- WRITTEN PROBLEM
Skip the images and copy each record exactly as written.

────

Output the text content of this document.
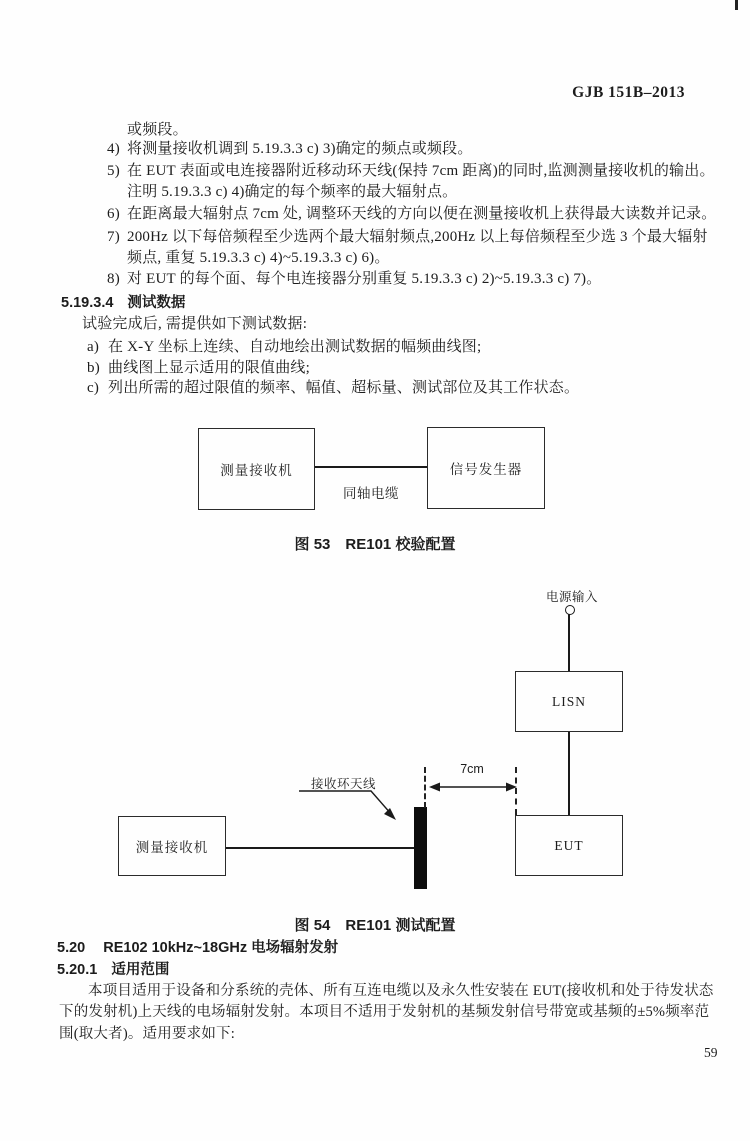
GJB 151B–2013
或频段。
4) 将测量接收机调到 5.19.3.3 c) 3)确定的频点或频段。
5) 在 EUT 表面或电连接器附近移动环天线(保持 7cm 距离)的同时,监测测量接收机的输出。
注明 5.19.3.3 c) 4)确定的每个频率的最大辐射点。
6) 在距离最大辐射点 7cm 处, 调整环天线的方向以便在测量接收机上获得最大读数并记录。
7) 200Hz 以下每倍频程至少选两个最大辐射频点,200Hz 以上每倍频程至少选 3 个最大辐射
频点, 重复 5.19.3.3 c) 4)~5.19.3.3 c) 6)。
8) 对 EUT 的每个面、每个电连接器分别重复 5.19.3.3 c) 2)~5.19.3.3 c) 7)。
5.19.3.4 测试数据
试验完成后, 需提供如下测试数据:
a) 在 X-Y 坐标上连续、自动地绘出测试数据的幅频曲线图;
b) 曲线图上显示适用的限值曲线;
c) 列出所需的超过限值的频率、幅值、超标量、测试部位及其工作状态。
测量接收机	信号发生器
同轴电缆
图 53 RE101 校验配置
电源输入
LISN
EUT
测量接收机
7cm
接收环天线
图 54 RE101 测试配置
5.20 RE102 10kHz~18GHz 电场辐射发射
5.20.1 适用范围
本项目适用于设备和分系统的壳体、所有互连电缆以及永久性安装在 EUT(接收机和处于待发状态
下的发射机)上天线的电场辐射发射。本项目不适用于发射机的基频发射信号带宽或基频的±5%频率范
围(取大者)。适用要求如下:
59
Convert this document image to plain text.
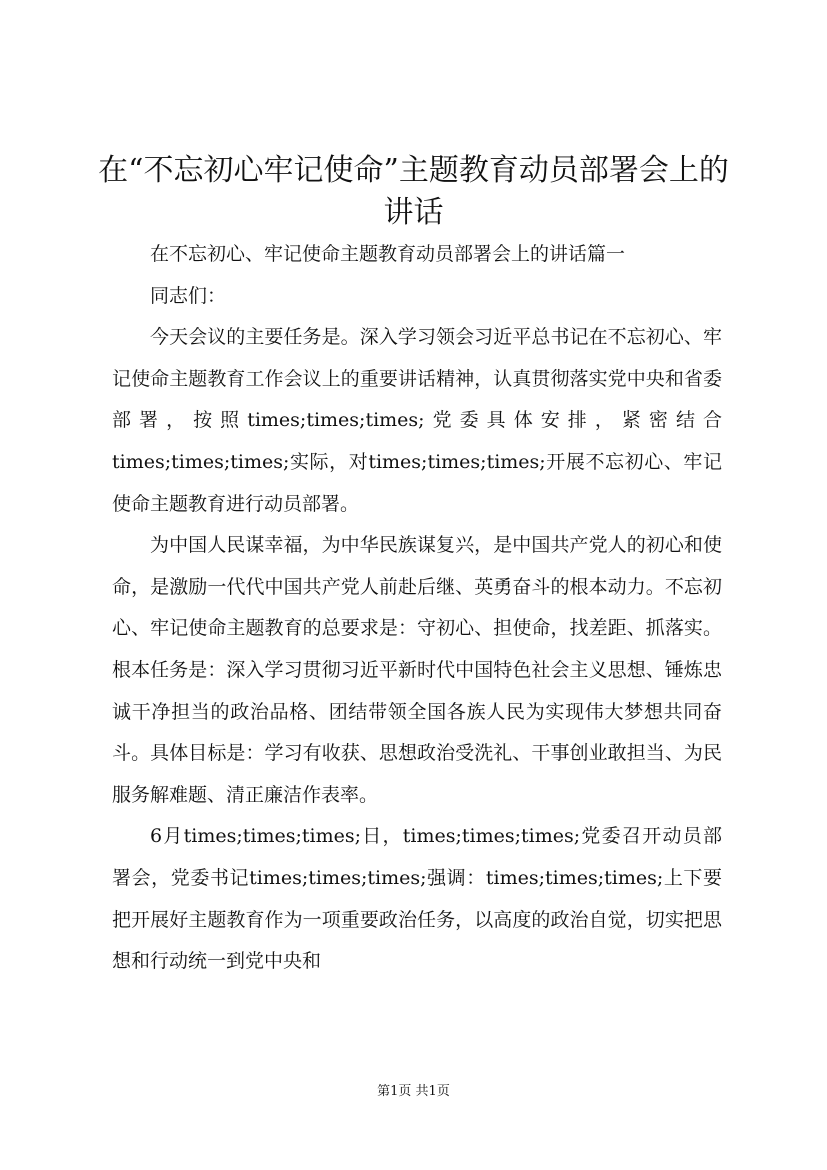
在“不忘初心牢记使命”主题教育动员部署会上的讲话

在不忘初心、牢记使命主题教育动员部署会上的讲话篇一

同志们：

今天会议的主要任务是。深入学习领会习近平总书记在不忘初心、牢记使命主题教育工作会议上的重要讲话精神，认真贯彻落实党中央和省委部署，按照times;times;times;党委具体安排，紧密结合times;times;times;实际，对times;times;times;开展不忘初心、牢记使命主题教育进行动员部署。

为中国人民谋幸福，为中华民族谋复兴，是中国共产党人的初心和使命，是激励一代代中国共产党人前赴后继、英勇奋斗的根本动力。不忘初心、牢记使命主题教育的总要求是：守初心、担使命，找差距、抓落实。根本任务是：深入学习贯彻习近平新时代中国特色社会主义思想、锤炼忠诚干净担当的政治品格、团结带领全国各族人民为实现伟大梦想共同奋斗。具体目标是：学习有收获、思想政治受洗礼、干事创业敢担当、为民服务解难题、清正廉洁作表率。

6月times;times;times;日，times;times;times;党委召开动员部署会，党委书记times;times;times;强调：times;times;times;上下要把开展好主题教育作为一项重要政治任务，以高度的政治自觉，切实把思想和行动统一到党中央和

第1页 共1页
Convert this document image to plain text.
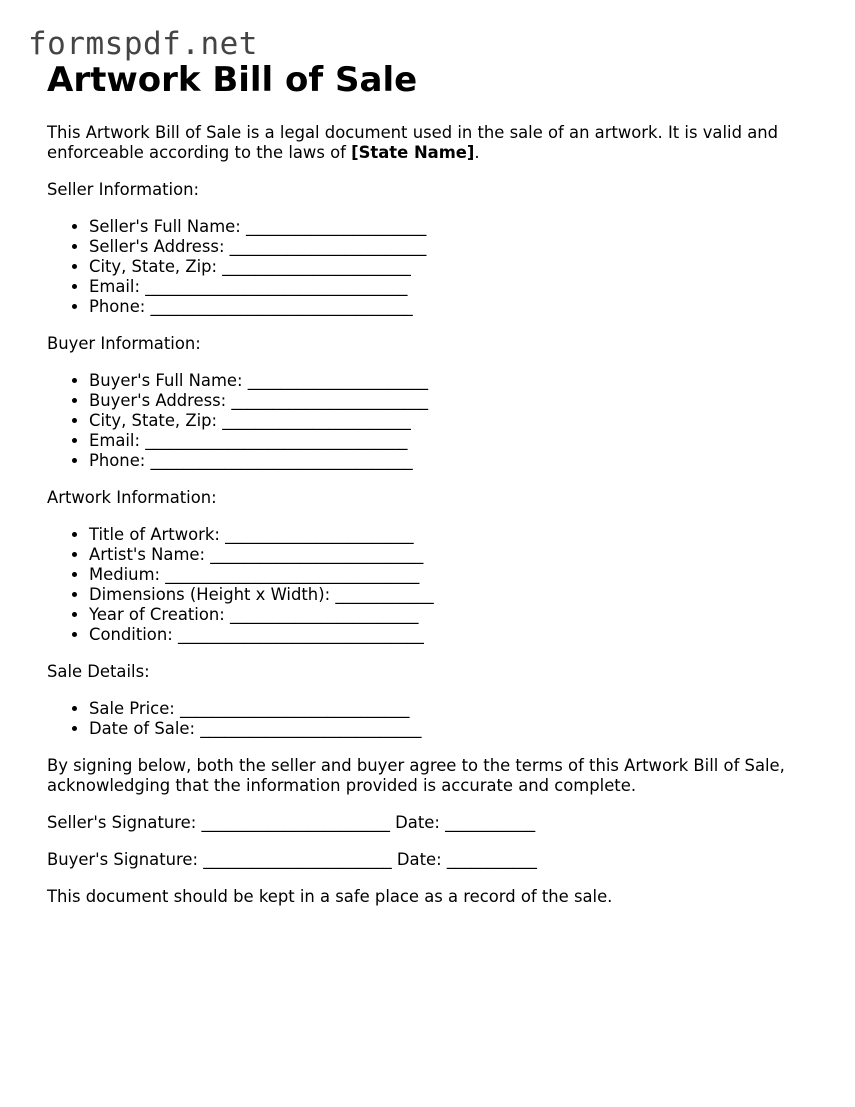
formspdf.net
Artwork Bill of Sale

This Artwork Bill of Sale is a legal document used in the sale of an artwork. It is valid and enforceable according to the laws of [State Name].

Seller Information:

• Seller's Full Name: ______________________
• Seller's Address: ________________________
• City, State, Zip: _______________________
• Email: ________________________________
• Phone: ________________________________

Buyer Information:

• Buyer's Full Name: ______________________
• Buyer's Address: ________________________
• City, State, Zip: _______________________
• Email: ________________________________
• Phone: ________________________________

Artwork Information:

• Title of Artwork: _______________________
• Artist's Name: __________________________
• Medium: _______________________________
• Dimensions (Height x Width): ____________
• Year of Creation: _______________________
• Condition: ______________________________

Sale Details:

• Sale Price: ____________________________
• Date of Sale: ___________________________

By signing below, both the seller and buyer agree to the terms of this Artwork Bill of Sale, acknowledging that the information provided is accurate and complete.

Seller's Signature: _______________________ Date: ___________

Buyer's Signature: _______________________ Date: ___________

This document should be kept in a safe place as a record of the sale.
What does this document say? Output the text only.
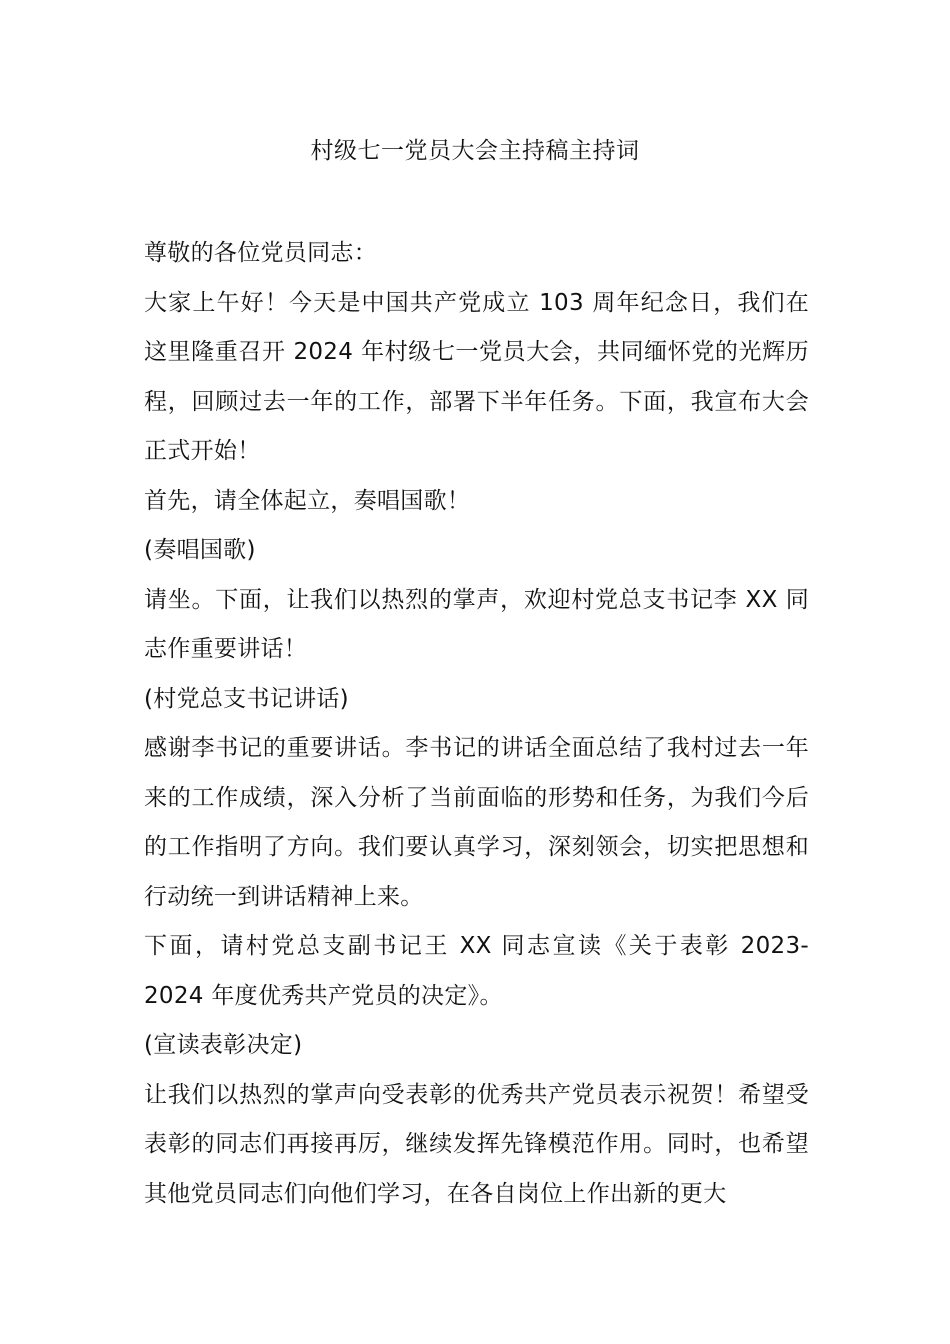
村级七一党员大会主持稿主持词

尊敬的各位党员同志：

大家上午好！今天是中国共产党成立 103 周年纪念日，我们在这里隆重召开 2024 年村级七一党员大会，共同缅怀党的光辉历程，回顾过去一年的工作，部署下半年任务。下面，我宣布大会正式开始！

首先，请全体起立，奏唱国歌！

(奏唱国歌)

请坐。下面，让我们以热烈的掌声，欢迎村党总支书记李 XX 同志作重要讲话！

(村党总支书记讲话)

感谢李书记的重要讲话。李书记的讲话全面总结了我村过去一年来的工作成绩，深入分析了当前面临的形势和任务，为我们今后的工作指明了方向。我们要认真学习，深刻领会，切实把思想和行动统一到讲话精神上来。

下面，请村党总支副书记王 XX 同志宣读《关于表彰 2023-2024 年度优秀共产党员的决定》。

(宣读表彰决定)

让我们以热烈的掌声向受表彰的优秀共产党员表示祝贺！希望受表彰的同志们再接再厉，继续发挥先锋模范作用。同时，也希望其他党员同志们向他们学习，在各自岗位上作出新的更大
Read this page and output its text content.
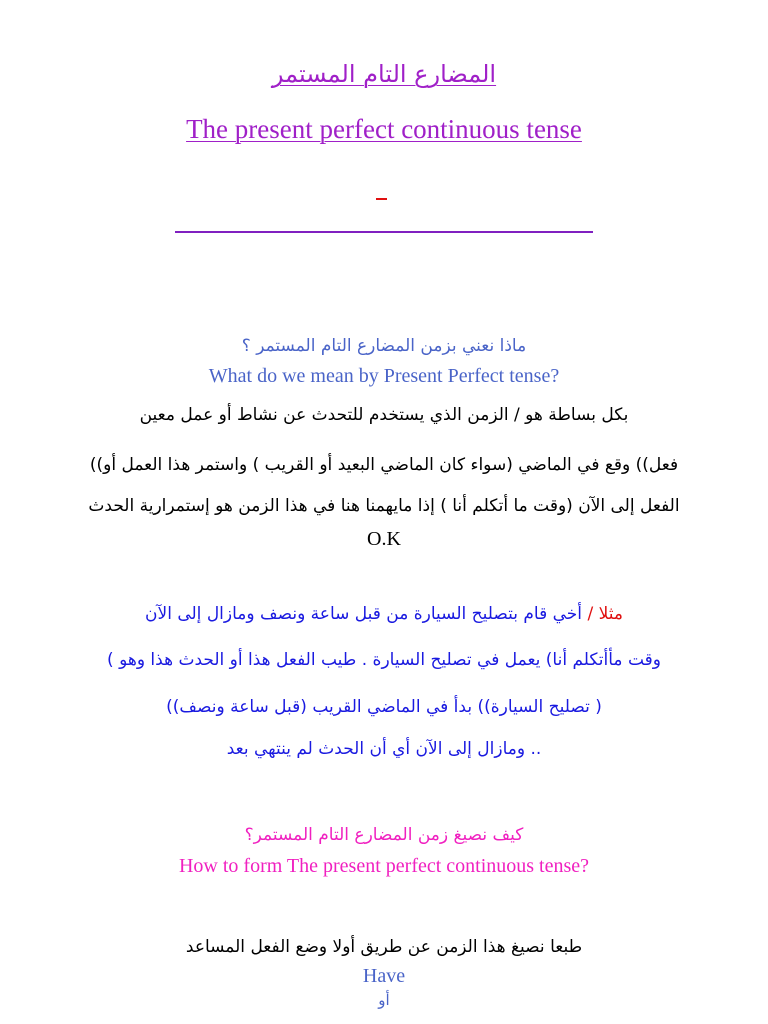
المضارع التام المستمر
The present perfect continuous tense
ماذا نعني بزمن المضارع التام المستمر ؟
What do we mean by Present Perfect tense?
بكل بساطة هو / الزمن الذي يستخدم للتحدث عن نشاط أو عمل معين
فعل)) وقع في الماضي (سواء كان الماضي البعيد أو القريب ) واستمر هذا العمل أو))
الفعل إلى الآن (وقت ما أتكلم أنا ) إذا مايهمنا هنا في هذا الزمن هو إستمرارية الحدث
O.K
مثلا / أخي قام بتصليح السيارة من قبل ساعة ونصف ومازال إلى الآن
وقت مأأتكلم أنا) يعمل في تصليح السيارة . طيب الفعل هذا أو الحدث هذا وهو )
( تصليح السيارة)) بدأ في الماضي القريب (قبل ساعة ونصف))
.. ومازال إلى الآن أي أن الحدث لم ينتهي بعد
كيف نصيغ زمن المضارع التام المستمر؟
How to form The present perfect continuous tense?
طبعا نصيغ هذا الزمن عن طريق أولا وضع الفعل المساعد
Have
أو
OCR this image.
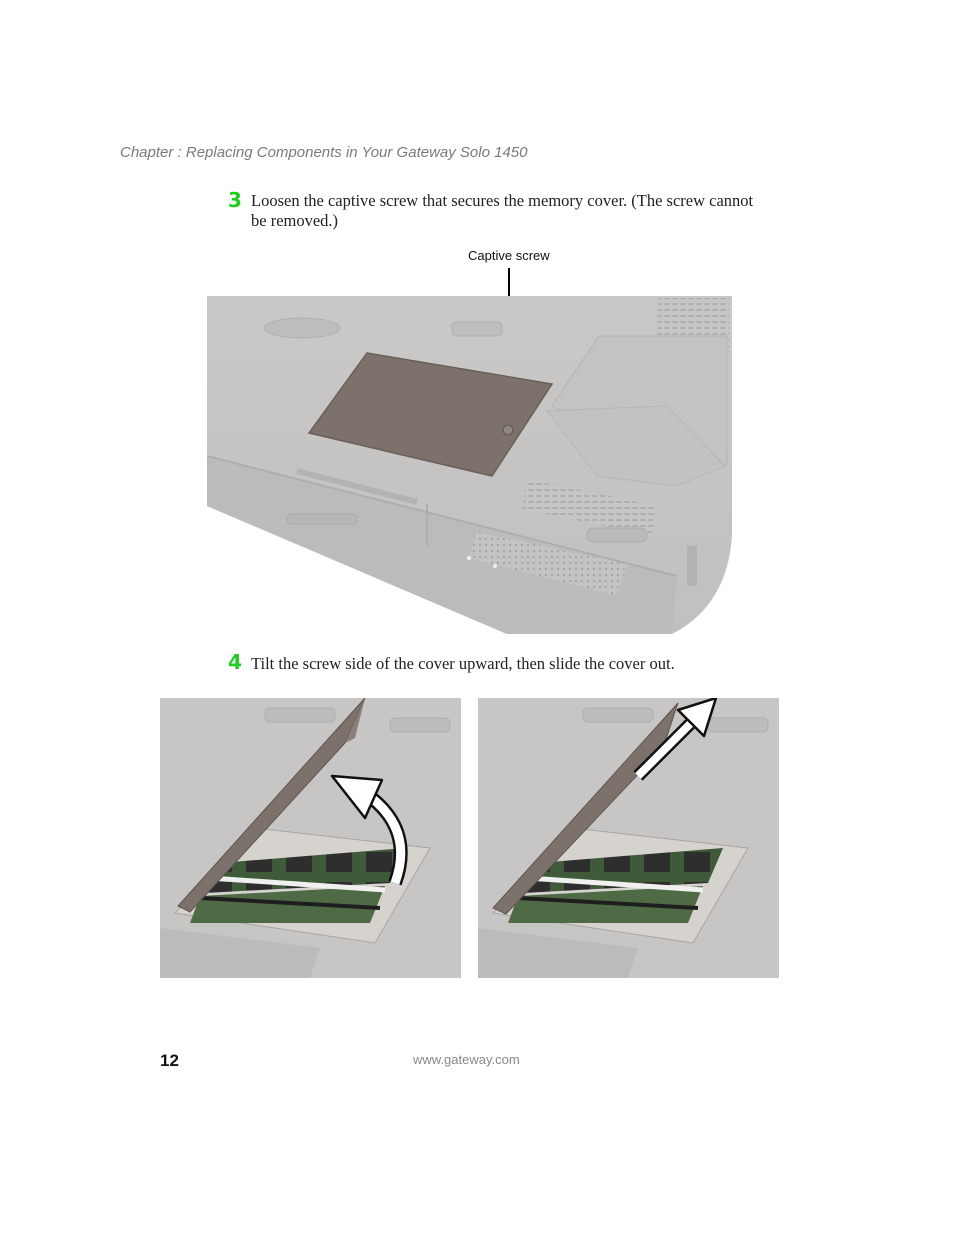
Chapter : Replacing Components in Your Gateway Solo 1450
3 Loosen the captive screw that secures the memory cover. (The screw cannot be removed.)
Captive screw
4 Tilt the screw side of the cover upward, then slide the cover out.
12	www.gateway.com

────

- SOLUTION TO THIS TASK
Output the text content of this document.
GJB 151B–2013
或频段。
4) 将测量接收机调到 5.19.3.3 c) 3)确定的频点或频段。
5) 在 EUT 表面或电连接器附近移动环天线(保持 7cm 距离)的同时,监测测量接收机的输出。
注明 5.19.3.3 c) 4)确定的每个频率的最大辐射点。
6) 在距离最大辐射点 7cm 处, 调整环天线的方向以便在测量接收机上获得最大读数并记录。
7) 200Hz 以下每倍频程至少选两个最大辐射频点,200Hz 以上每倍频程至少选 3 个最大辐射
频点, 重复 5.19.3.3 c) 4)~5.19.3.3 c) 6)。
8) 对 EUT 的每个面、每个电连接器分别重复 5.19.3.3 c) 2)~5.19.3.3 c) 7)。
5.19.3.4 测试数据
试验完成后, 需提供如下测试数据:
a) 在 X-Y 坐标上连续、自动地绘出测试数据的幅频曲线图;
b) 曲线图上显示适用的限值曲线;
c) 列出所需的超过限值的频率、幅值、超标量、测试部位及其工作状态。
测量接收机	信号发生器
同轴电缆
图 53 RE101 校验配置
电源输入
LISN
EUT
测量接收机
7cm
接收环天线
图 54 RE101 测试配置
5.20 RE102 10kHz~18GHz 电场辐射发射
5.20.1 适用范围
本项目适用于设备和分系统的壳体、所有互连电缆以及永久性安装在 EUT(接收机和处于待发状态
下的发射机)上天线的电场辐射发射。本项目不适用于发射机的基频发射信号带宽或基频的±5%频率范
围(取大者)。适用要求如下:
59
Convert this document image to plain text.
在“不忘初心牢记使命”主题教育动员部署会上的讲话

在不忘初心、牢记使命主题教育动员部署会上的讲话篇一

同志们：

今天会议的主要任务是。深入学习领会习近平总书记在不忘初心、牢记使命主题教育工作会议上的重要讲话精神，认真贯彻落实党中央和省委部署，按照times;times;times;党委具体安排，紧密结合times;times;times;实际，对times;times;times;开展不忘初心、牢记使命主题教育进行动员部署。

为中国人民谋幸福，为中华民族谋复兴，是中国共产党人的初心和使命，是激励一代代中国共产党人前赴后继、英勇奋斗的根本动力。不忘初心、牢记使命主题教育的总要求是：守初心、担使命，找差距、抓落实。根本任务是：深入学习贯彻习近平新时代中国特色社会主义思想、锤炼忠诚干净担当的政治品格、团结带领全国各族人民为实现伟大梦想共同奋斗。具体目标是：学习有收获、思想政治受洗礼、干事创业敢担当、为民服务解难题、清正廉洁作表率。

6月times;times;times;日，times;times;times;党委召开动员部署会，党委书记times;times;times;强调：times;times;times;上下要把开展好主题教育作为一项重要政治任务，以高度的政治自觉，切实把思想和行动统一到党中央和

第1页 共1页
Convert this document image to plain text.
formspdf.net
Artwork Bill of Sale

This Artwork Bill of Sale is a legal document used in the sale of an artwork. It is valid and enforceable according to the laws of [State Name].

Seller Information:

• Seller's Full Name: ______________________
• Seller's Address: ________________________
• City, State, Zip: _______________________
• Email: ________________________________
• Phone: ________________________________

Buyer Information:

• Buyer's Full Name: ______________________
• Buyer's Address: ________________________
• City, State, Zip: _______________________
• Email: ________________________________
• Phone: ________________________________

Artwork Information:

• Title of Artwork: _______________________
• Artist's Name: __________________________
• Medium: _______________________________
• Dimensions (Height x Width): ____________
• Year of Creation: _______________________
• Condition: ______________________________

Sale Details:

• Sale Price: ____________________________
• Date of Sale: ___________________________

By signing below, both the seller and buyer agree to the terms of this Artwork Bill of Sale, acknowledging that the information provided is accurate and complete.

Seller's Signature: _______________________ Date: ___________

Buyer's Signature: _______________________ Date: ___________

This document should be kept in a safe place as a record of the sale.
What does this document say? Output the text only.
村级七一党员大会主持稿主持词

尊敬的各位党员同志：

大家上午好！今天是中国共产党成立 103 周年纪念日，我们在这里隆重召开 2024 年村级七一党员大会，共同缅怀党的光辉历程，回顾过去一年的工作，部署下半年任务。下面，我宣布大会正式开始！

首先，请全体起立，奏唱国歌！

(奏唱国歌)

请坐。下面，让我们以热烈的掌声，欢迎村党总支书记李 XX 同志作重要讲话！

(村党总支书记讲话)

感谢李书记的重要讲话。李书记的讲话全面总结了我村过去一年来的工作成绩，深入分析了当前面临的形势和任务，为我们今后的工作指明了方向。我们要认真学习，深刻领会，切实把思想和行动统一到讲话精神上来。

下面，请村党总支副书记王 XX 同志宣读《关于表彰 2023-2024 年度优秀共产党员的决定》。

(宣读表彰决定)

让我们以热烈的掌声向受表彰的优秀共产党员表示祝贺！希望受表彰的同志们再接再厉，继续发挥先锋模范作用。同时，也希望其他党员同志们向他们学习，在各自岗位上作出新的更大
Read this page and output its text content.
المضارع التام المستمر
The present perfect continuous tense
ماذا نعني بزمن المضارع التام المستمر ؟
What do we mean by Present Perfect tense?
بكل بساطة هو / الزمن الذي يستخدم للتحدث عن نشاط أو عمل معين
فعل)) وقع في الماضي (سواء كان الماضي البعيد أو القريب ) واستمر هذا العمل أو))
الفعل إلى الآن (وقت ما أتكلم أنا ) إذا مايهمنا هنا في هذا الزمن هو إستمرارية الحدث
O.K
مثلا / أخي قام بتصليح السيارة من قبل ساعة ونصف ومازال إلى الآن
وقت مأأتكلم أنا) يعمل في تصليح السيارة . طيب الفعل هذا أو الحدث هذا وهو )
( تصليح السيارة)) بدأ في الماضي القريب (قبل ساعة ونصف))
.. ومازال إلى الآن أي أن الحدث لم ينتهي بعد
كيف نصيغ زمن المضارع التام المستمر؟
How to form The present perfect continuous tense?
طبعا نصيغ هذا الزمن عن طريق أولا وضع الفعل المساعد
Have
أو
OCR this image.
Chapter : Replacing Components in Your Gateway Solo 1450
3 Loosen the captive screw that secures the memory cover. (The screw cannot be removed.)
Captive screw
4 Tilt the screw side of the cover upward, then slide the cover out.
12	www.gateway.com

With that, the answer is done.